(Records from a collection)
○ ○ ○
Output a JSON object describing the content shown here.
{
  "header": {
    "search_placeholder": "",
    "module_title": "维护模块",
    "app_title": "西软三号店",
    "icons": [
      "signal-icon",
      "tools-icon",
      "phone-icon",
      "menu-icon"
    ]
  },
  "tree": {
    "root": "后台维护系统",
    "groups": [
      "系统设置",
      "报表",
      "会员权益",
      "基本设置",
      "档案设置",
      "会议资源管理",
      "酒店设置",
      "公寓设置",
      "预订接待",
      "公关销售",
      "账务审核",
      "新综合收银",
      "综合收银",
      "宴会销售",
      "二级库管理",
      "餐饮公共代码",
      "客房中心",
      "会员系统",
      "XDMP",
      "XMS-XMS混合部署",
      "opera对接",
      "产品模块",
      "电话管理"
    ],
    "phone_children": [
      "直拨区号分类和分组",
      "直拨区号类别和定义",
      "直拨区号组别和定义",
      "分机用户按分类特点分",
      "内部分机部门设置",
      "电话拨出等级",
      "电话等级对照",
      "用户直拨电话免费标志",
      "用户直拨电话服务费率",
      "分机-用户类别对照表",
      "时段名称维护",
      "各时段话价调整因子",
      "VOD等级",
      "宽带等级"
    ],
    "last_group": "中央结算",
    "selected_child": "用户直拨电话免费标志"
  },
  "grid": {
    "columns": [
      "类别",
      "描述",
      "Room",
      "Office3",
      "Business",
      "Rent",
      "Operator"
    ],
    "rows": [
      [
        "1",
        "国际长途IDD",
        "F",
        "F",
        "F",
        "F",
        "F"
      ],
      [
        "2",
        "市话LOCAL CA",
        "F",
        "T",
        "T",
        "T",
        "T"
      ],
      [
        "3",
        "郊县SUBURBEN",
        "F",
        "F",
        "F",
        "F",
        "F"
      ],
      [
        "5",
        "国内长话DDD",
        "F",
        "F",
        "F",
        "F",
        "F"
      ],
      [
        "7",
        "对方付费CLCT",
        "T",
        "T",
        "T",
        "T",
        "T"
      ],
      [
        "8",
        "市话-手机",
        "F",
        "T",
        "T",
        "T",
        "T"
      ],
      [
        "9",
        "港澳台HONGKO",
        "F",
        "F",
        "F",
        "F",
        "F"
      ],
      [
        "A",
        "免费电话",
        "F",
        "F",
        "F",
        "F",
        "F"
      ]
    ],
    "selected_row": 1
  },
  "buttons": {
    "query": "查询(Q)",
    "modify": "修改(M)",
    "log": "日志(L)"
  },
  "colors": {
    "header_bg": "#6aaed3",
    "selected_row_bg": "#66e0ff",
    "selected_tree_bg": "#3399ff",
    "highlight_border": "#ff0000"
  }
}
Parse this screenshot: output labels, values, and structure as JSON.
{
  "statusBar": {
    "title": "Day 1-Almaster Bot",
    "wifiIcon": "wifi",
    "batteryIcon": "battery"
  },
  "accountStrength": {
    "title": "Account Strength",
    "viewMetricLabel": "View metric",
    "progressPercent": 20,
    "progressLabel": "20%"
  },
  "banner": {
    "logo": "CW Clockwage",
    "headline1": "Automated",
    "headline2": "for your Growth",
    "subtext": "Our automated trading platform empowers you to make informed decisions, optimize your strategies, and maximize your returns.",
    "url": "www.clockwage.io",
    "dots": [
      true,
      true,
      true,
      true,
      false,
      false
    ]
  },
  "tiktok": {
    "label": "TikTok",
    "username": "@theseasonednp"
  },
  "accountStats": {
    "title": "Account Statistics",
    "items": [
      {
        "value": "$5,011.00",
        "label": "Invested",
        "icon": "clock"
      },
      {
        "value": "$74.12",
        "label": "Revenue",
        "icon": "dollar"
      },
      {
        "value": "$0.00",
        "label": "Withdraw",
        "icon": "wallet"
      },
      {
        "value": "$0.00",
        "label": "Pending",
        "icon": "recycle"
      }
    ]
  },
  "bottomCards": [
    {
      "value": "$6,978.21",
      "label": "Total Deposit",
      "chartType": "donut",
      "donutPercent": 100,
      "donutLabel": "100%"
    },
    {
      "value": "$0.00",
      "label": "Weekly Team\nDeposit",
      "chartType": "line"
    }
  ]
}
○ ○ ○
Task to carry out: Print the entries exactly. Include every one.

Result:
Output a JSON object describing the content shown here.
{
  "header": {
    "search_placeholder": "",
    "module_title": "维护模块",
    "app_title": "西软三号店",
    "icons": [
      "signal-icon",
      "tools-icon",
      "phone-icon",
      "menu-icon"
    ]
  },
  "tree": {
    "root": "后台维护系统",
    "groups": [
      "系统设置",
      "报表",
      "会员权益",
      "基本设置",
      "档案设置",
      "会议资源管理",
      "酒店设置",
      "公寓设置",
      "预订接待",
      "公关销售",
      "账务审核",
      "新综合收银",
      "综合收银",
      "宴会销售",
      "二级库管理",
      "餐饮公共代码",
      "客房中心",
      "会员系统",
      "XDMP",
      "XMS-XMS混合部署",
      "opera对接",
      "产品模块",
      "电话管理"
    ],
    "phone_children": [
      "直拨区号分类和分组",
      "直拨区号类别和定义",
      "直拨区号组别和定义",
      "分机用户按分类特点分",
      "内部分机部门设置",
      "电话拨出等级",
      "电话等级对照",
      "用户直拨电话免费标志",
      "用户直拨电话服务费率",
      "分机-用户类别对照表",
      "时段名称维护",
      "各时段话价调整因子",
      "VOD等级",
      "宽带等级"
    ],
    "last_group": "中央结算",
    "selected_child": "用户直拨电话免费标志"
  },
  "grid": {
    "columns": [
      "类别",
      "描述",
      "Room",
      "Office3",
      "Business",
      "Rent",
      "Operator"
    ],
    "rows": [
      [
        "1",
        "国际长途IDD",
        "F",
        "F",
        "F",
        "F",
        "F"
      ],
      [
        "2",
        "市话LOCAL CA",
        "F",
        "T",
        "T",
        "T",
        "T"
      ],
      [
        "3",
        "郊县SUBURBEN",
        "F",
        "F",
        "F",
        "F",
        "F"
      ],
      [
        "5",
        "国内长话DDD",
        "F",
        "F",
        "F",
        "F",
        "F"
      ],
      [
        "7",
        "对方付费CLCT",
        "T",
        "T",
        "T",
        "T",
        "T"
      ],
      [
        "8",
        "市话-手机",
        "F",
        "T",
        "T",
        "T",
        "T"
      ],
      [
        "9",
        "港澳台HONGKO",
        "F",
        "F",
        "F",
        "F",
        "F"
      ],
      [
        "A",
        "免费电话",
        "F",
        "F",
        "F",
        "F",
        "F"
      ]
    ],
    "selected_row": 1
  },
  "buttons": {
    "query": "查询(Q)",
    "modify": "修改(M)",
    "log": "日志(L)"
  },
  "colors": {
    "header_bg": "#6aaed3",
    "selected_row_bg": "#66e0ff",
    "selected_tree_bg": "#3399ff",
    "highlight_border": "#ff0000"
  }
}
Parse this screenshot: output labels, values, and structure as JSON.
{
  "statusBar": {
    "title": "Day 1-Almaster Bot",
    "wifiIcon": "wifi",
    "batteryIcon": "battery"
  },
  "accountStrength": {
    "title": "Account Strength",
    "viewMetricLabel": "View metric",
    "progressPercent": 20,
    "progressLabel": "20%"
  },
  "banner": {
    "logo": "CW Clockwage",
    "headline1": "Automated",
    "headline2": "for your Growth",
    "subtext": "Our automated trading platform empowers you to make informed decisions, optimize your strategies, and maximize your returns.",
    "url": "www.clockwage.io",
    "dots": [
      true,
      true,
      true,
      true,
      false,
      false
    ]
  },
  "tiktok": {
    "label": "TikTok",
    "username": "@theseasonednp"
  },
  "accountStats": {
    "title": "Account Statistics",
    "items": [
      {
        "value": "$5,011.00",
        "label": "Invested",
        "icon": "clock"
      },
      {
        "value": "$74.12",
        "label": "Revenue",
        "icon": "dollar"
      },
      {
        "value": "$0.00",
        "label": "Withdraw",
        "icon": "wallet"
      },
      {
        "value": "$0.00",
        "label": "Pending",
        "icon": "recycle"
      }
    ]
  },
  "bottomCards": [
    {
      "value": "$6,978.21",
      "label": "Total Deposit",
      "chartType": "donut",
      "donutPercent": 100,
      "donutLabel": "100%"
    },
    {
      "value": "$0.00",
      "label": "Weekly Team\nDeposit",
      "chartType": "line"
    }
  ]
}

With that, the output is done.